BRIEF: Transcribe every entry word for word, but skip the images.
#### DATA LISTING ####
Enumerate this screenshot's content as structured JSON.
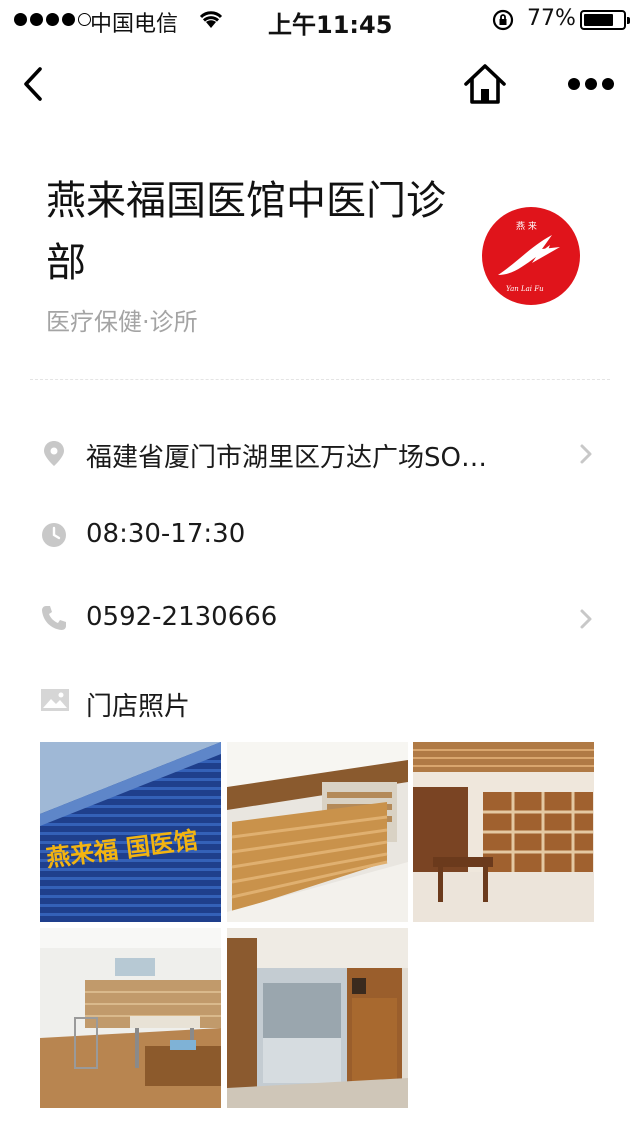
{
  "status_bar": {
    "carrier": "中国电信",
    "time": "上午11:45",
    "battery": "77%",
    "battery_level": 0.77
  },
  "nav": {
    "back_icon": "back-chevron-icon",
    "home_icon": "home-icon",
    "more_icon": "more-dots-icon"
  },
  "store": {
    "title": "燕来福国医馆中医门诊部",
    "category": "医疗保健·诊所",
    "address": "福建省厦门市湖里区万达广场SO…",
    "hours": "08:30-17:30",
    "phone": "0592-2130666"
  },
  "photos": {
    "label": "门店照片",
    "items": [
      {
        "name": "storefront-sign-photo",
        "sign_text": "燕来福  国医馆"
      },
      {
        "name": "reception-desk-photo"
      },
      {
        "name": "herbal-pharmacy-photo"
      },
      {
        "name": "treatment-room-photo"
      },
      {
        "name": "office-door-photo"
      }
    ]
  },
  "colors": {
    "logo_red": "#e0141b",
    "icon_gray": "#c8c8c8",
    "secondary_text": "#a4a4a4"
  }
}
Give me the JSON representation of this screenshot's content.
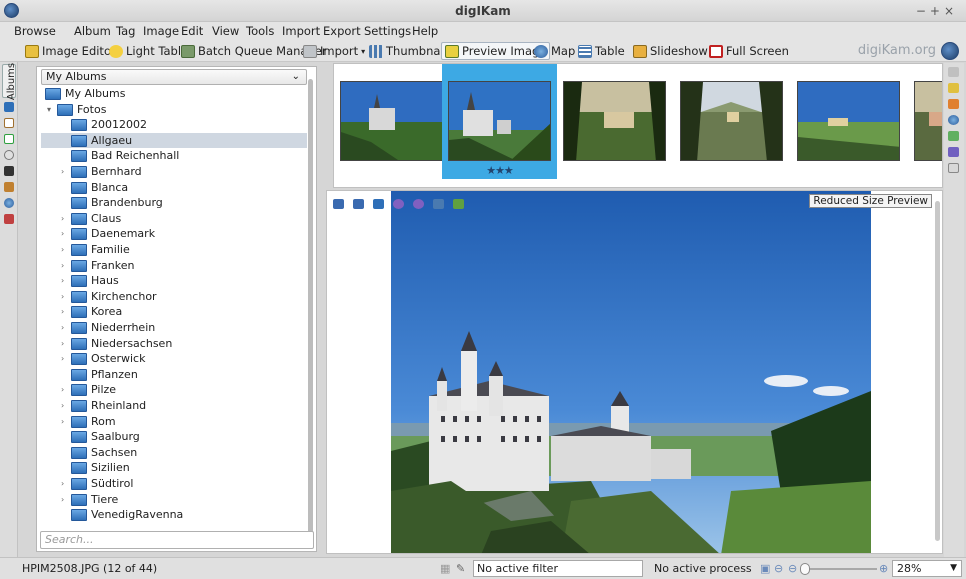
{
  "window": {
    "title": "digIKam"
  },
  "menubar": [
    "Browse",
    "Album",
    "Tag",
    "Image",
    "Edit",
    "View",
    "Tools",
    "Import",
    "Export",
    "Settings",
    "Help"
  ],
  "toolbar": {
    "image_editor": "Image Editor",
    "light_table": "Light Table",
    "batch_queue_manager": "Batch Queue Manager",
    "import": "Import",
    "thumbnails": "Thumbnails",
    "preview_image": "Preview Image",
    "map": "Map",
    "table": "Table",
    "slideshow": "Slideshow",
    "full_screen": "Full Screen",
    "brand": "digiKam.org",
    "active_view": "preview_image"
  },
  "left_tabs": {
    "albums": "Albums"
  },
  "albums": {
    "selector": "My Albums",
    "root": "My Albums",
    "parent": "Fotos",
    "selected": "Allgaeu",
    "items": [
      {
        "name": "20012002",
        "expandable": false
      },
      {
        "name": "Allgaeu",
        "expandable": false
      },
      {
        "name": "Bad Reichenhall",
        "expandable": false
      },
      {
        "name": "Bernhard",
        "expandable": true
      },
      {
        "name": "Blanca",
        "expandable": false
      },
      {
        "name": "Brandenburg",
        "expandable": false
      },
      {
        "name": "Claus",
        "expandable": true
      },
      {
        "name": "Daenemark",
        "expandable": true
      },
      {
        "name": "Familie",
        "expandable": true
      },
      {
        "name": "Franken",
        "expandable": true
      },
      {
        "name": "Haus",
        "expandable": true
      },
      {
        "name": "Kirchenchor",
        "expandable": true
      },
      {
        "name": "Korea",
        "expandable": true
      },
      {
        "name": "Niederrhein",
        "expandable": true
      },
      {
        "name": "Niedersachsen",
        "expandable": true
      },
      {
        "name": "Osterwick",
        "expandable": true
      },
      {
        "name": "Pflanzen",
        "expandable": false
      },
      {
        "name": "Pilze",
        "expandable": true
      },
      {
        "name": "Rheinland",
        "expandable": true
      },
      {
        "name": "Rom",
        "expandable": true
      },
      {
        "name": "Saalburg",
        "expandable": false
      },
      {
        "name": "Sachsen",
        "expandable": false
      },
      {
        "name": "Sizilien",
        "expandable": false
      },
      {
        "name": "Südtirol",
        "expandable": true
      },
      {
        "name": "Tiere",
        "expandable": true
      },
      {
        "name": "VenedigRavenna",
        "expandable": false
      }
    ],
    "search_placeholder": "Search..."
  },
  "thumbnails": {
    "selected_index": 1,
    "selected_rating": "★★★"
  },
  "preview": {
    "badge": "Reduced Size Preview"
  },
  "statusbar": {
    "file_info": "HPIM2508.JPG (12 of 44)",
    "filter": "No active filter",
    "process": "No active process",
    "zoom": "28%"
  },
  "colors": {
    "selection": "#3da9e4",
    "tree_selection": "#cfd7e1",
    "folder": "#2e6fb8",
    "sky": "#2f72c4"
  }
}
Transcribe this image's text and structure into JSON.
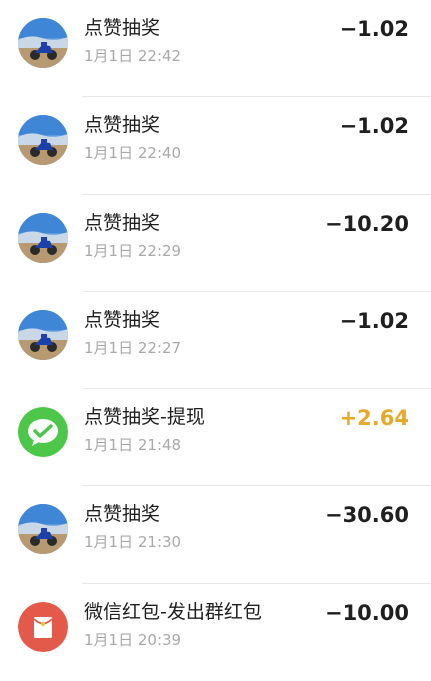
{
  "transactions": [
    {
      "title": "点赞抽奖",
      "time": "1月1日 22:42",
      "amount": "−1.02",
      "icon": "user-avatar-motorcycle",
      "type": "expense"
    },
    {
      "title": "点赞抽奖",
      "time": "1月1日 22:40",
      "amount": "−1.02",
      "icon": "user-avatar-motorcycle",
      "type": "expense"
    },
    {
      "title": "点赞抽奖",
      "time": "1月1日 22:29",
      "amount": "−10.20",
      "icon": "user-avatar-motorcycle",
      "type": "expense"
    },
    {
      "title": "点赞抽奖",
      "time": "1月1日 22:27",
      "amount": "−1.02",
      "icon": "user-avatar-motorcycle",
      "type": "expense"
    },
    {
      "title": "点赞抽奖-提现",
      "time": "1月1日 21:48",
      "amount": "+2.64",
      "icon": "wechat-pay-icon",
      "type": "income"
    },
    {
      "title": "点赞抽奖",
      "time": "1月1日 21:30",
      "amount": "−30.60",
      "icon": "user-avatar-motorcycle",
      "type": "expense"
    },
    {
      "title": "微信红包-发出群红包",
      "time": "1月1日 20:39",
      "amount": "−10.00",
      "icon": "red-packet-icon",
      "type": "expense"
    }
  ],
  "colors": {
    "income": "#e8a82a",
    "expense": "#1f1f1f",
    "wechat_green": "#4cc74a",
    "red_packet": "#e45a4a"
  }
}
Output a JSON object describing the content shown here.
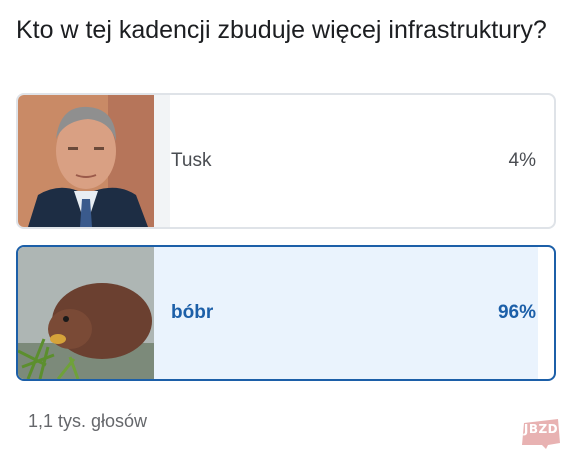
{
  "poll": {
    "question": "Kto w tej kadencji zbuduje więcej infrastruktury?",
    "options": [
      {
        "label": "Tusk",
        "percent_text": "4%",
        "percent": 4,
        "selected": false
      },
      {
        "label": "bóbr",
        "percent_text": "96%",
        "percent": 96,
        "selected": true
      }
    ],
    "votes": "1,1 tys. głosów"
  },
  "watermark": {
    "text": "JBZD"
  },
  "colors": {
    "accent": "#1c5fa8",
    "border": "#dfe3e8",
    "fill_selected": "#eaf3fd"
  },
  "icons": {
    "option_0": "man-portrait-photo",
    "option_1": "beaver-photo"
  }
}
####
THE RESULT:
Enumerate this screenshot's content as structured JSON.
{
  "status_bar": {
    "carrier": "中国电信",
    "time": "上午11:45",
    "battery": "77%",
    "battery_level": 0.77
  },
  "nav": {
    "back_icon": "back-chevron-icon",
    "home_icon": "home-icon",
    "more_icon": "more-dots-icon"
  },
  "store": {
    "title": "燕来福国医馆中医门诊部",
    "category": "医疗保健·诊所",
    "address": "福建省厦门市湖里区万达广场SO…",
    "hours": "08:30-17:30",
    "phone": "0592-2130666"
  },
  "photos": {
    "label": "门店照片",
    "items": [
      {
        "name": "storefront-sign-photo",
        "sign_text": "燕来福  国医馆"
      },
      {
        "name": "reception-desk-photo"
      },
      {
        "name": "herbal-pharmacy-photo"
      },
      {
        "name": "treatment-room-photo"
      },
      {
        "name": "office-door-photo"
      }
    ]
  },
  "colors": {
    "logo_red": "#e0141b",
    "icon_gray": "#c8c8c8",
    "secondary_text": "#a4a4a4"
  }
}
Give me the JSON representation of this screenshot's content.
{
  "window": {
    "title": "digIKam"
  },
  "menubar": [
    "Browse",
    "Album",
    "Tag",
    "Image",
    "Edit",
    "View",
    "Tools",
    "Import",
    "Export",
    "Settings",
    "Help"
  ],
  "toolbar": {
    "image_editor": "Image Editor",
    "light_table": "Light Table",
    "batch_queue_manager": "Batch Queue Manager",
    "import": "Import",
    "thumbnails": "Thumbnails",
    "preview_image": "Preview Image",
    "map": "Map",
    "table": "Table",
    "slideshow": "Slideshow",
    "full_screen": "Full Screen",
    "brand": "digiKam.org",
    "active_view": "preview_image"
  },
  "left_tabs": {
    "albums": "Albums"
  },
  "albums": {
    "selector": "My Albums",
    "root": "My Albums",
    "parent": "Fotos",
    "selected": "Allgaeu",
    "items": [
      {
        "name": "20012002",
        "expandable": false
      },
      {
        "name": "Allgaeu",
        "expandable": false
      },
      {
        "name": "Bad Reichenhall",
        "expandable": false
      },
      {
        "name": "Bernhard",
        "expandable": true
      },
      {
        "name": "Blanca",
        "expandable": false
      },
      {
        "name": "Brandenburg",
        "expandable": false
      },
      {
        "name": "Claus",
        "expandable": true
      },
      {
        "name": "Daenemark",
        "expandable": true
      },
      {
        "name": "Familie",
        "expandable": true
      },
      {
        "name": "Franken",
        "expandable": true
      },
      {
        "name": "Haus",
        "expandable": true
      },
      {
        "name": "Kirchenchor",
        "expandable": true
      },
      {
        "name": "Korea",
        "expandable": true
      },
      {
        "name": "Niederrhein",
        "expandable": true
      },
      {
        "name": "Niedersachsen",
        "expandable": true
      },
      {
        "name": "Osterwick",
        "expandable": true
      },
      {
        "name": "Pflanzen",
        "expandable": false
      },
      {
        "name": "Pilze",
        "expandable": true
      },
      {
        "name": "Rheinland",
        "expandable": true
      },
      {
        "name": "Rom",
        "expandable": true
      },
      {
        "name": "Saalburg",
        "expandable": false
      },
      {
        "name": "Sachsen",
        "expandable": false
      },
      {
        "name": "Sizilien",
        "expandable": false
      },
      {
        "name": "Südtirol",
        "expandable": true
      },
      {
        "name": "Tiere",
        "expandable": true
      },
      {
        "name": "VenedigRavenna",
        "expandable": false
      }
    ],
    "search_placeholder": "Search..."
  },
  "thumbnails": {
    "selected_index": 1,
    "selected_rating": "★★★"
  },
  "preview": {
    "badge": "Reduced Size Preview"
  },
  "statusbar": {
    "file_info": "HPIM2508.JPG (12 of 44)",
    "filter": "No active filter",
    "process": "No active process",
    "zoom": "28%"
  },
  "colors": {
    "selection": "#3da9e4",
    "tree_selection": "#cfd7e1",
    "folder": "#2e6fb8",
    "sky": "#2f72c4"
  }
}
Transcribe this image's text and structure into JSON.
{
  "transactions": [
    {
      "title": "点赞抽奖",
      "time": "1月1日 22:42",
      "amount": "−1.02",
      "icon": "user-avatar-motorcycle",
      "type": "expense"
    },
    {
      "title": "点赞抽奖",
      "time": "1月1日 22:40",
      "amount": "−1.02",
      "icon": "user-avatar-motorcycle",
      "type": "expense"
    },
    {
      "title": "点赞抽奖",
      "time": "1月1日 22:29",
      "amount": "−10.20",
      "icon": "user-avatar-motorcycle",
      "type": "expense"
    },
    {
      "title": "点赞抽奖",
      "time": "1月1日 22:27",
      "amount": "−1.02",
      "icon": "user-avatar-motorcycle",
      "type": "expense"
    },
    {
      "title": "点赞抽奖-提现",
      "time": "1月1日 21:48",
      "amount": "+2.64",
      "icon": "wechat-pay-icon",
      "type": "income"
    },
    {
      "title": "点赞抽奖",
      "time": "1月1日 21:30",
      "amount": "−30.60",
      "icon": "user-avatar-motorcycle",
      "type": "expense"
    },
    {
      "title": "微信红包-发出群红包",
      "time": "1月1日 20:39",
      "amount": "−10.00",
      "icon": "red-packet-icon",
      "type": "expense"
    }
  ],
  "colors": {
    "income": "#e8a82a",
    "expense": "#1f1f1f",
    "wechat_green": "#4cc74a",
    "red_packet": "#e45a4a"
  }
}
Output a JSON object describing the content shown here.
{
  "poll": {
    "question": "Kto w tej kadencji zbuduje więcej infrastruktury?",
    "options": [
      {
        "label": "Tusk",
        "percent_text": "4%",
        "percent": 4,
        "selected": false
      },
      {
        "label": "bóbr",
        "percent_text": "96%",
        "percent": 96,
        "selected": true
      }
    ],
    "votes": "1,1 tys. głosów"
  },
  "watermark": {
    "text": "JBZD"
  },
  "colors": {
    "accent": "#1c5fa8",
    "border": "#dfe3e8",
    "fill_selected": "#eaf3fd"
  },
  "icons": {
    "option_0": "man-portrait-photo",
    "option_1": "beaver-photo"
  }
}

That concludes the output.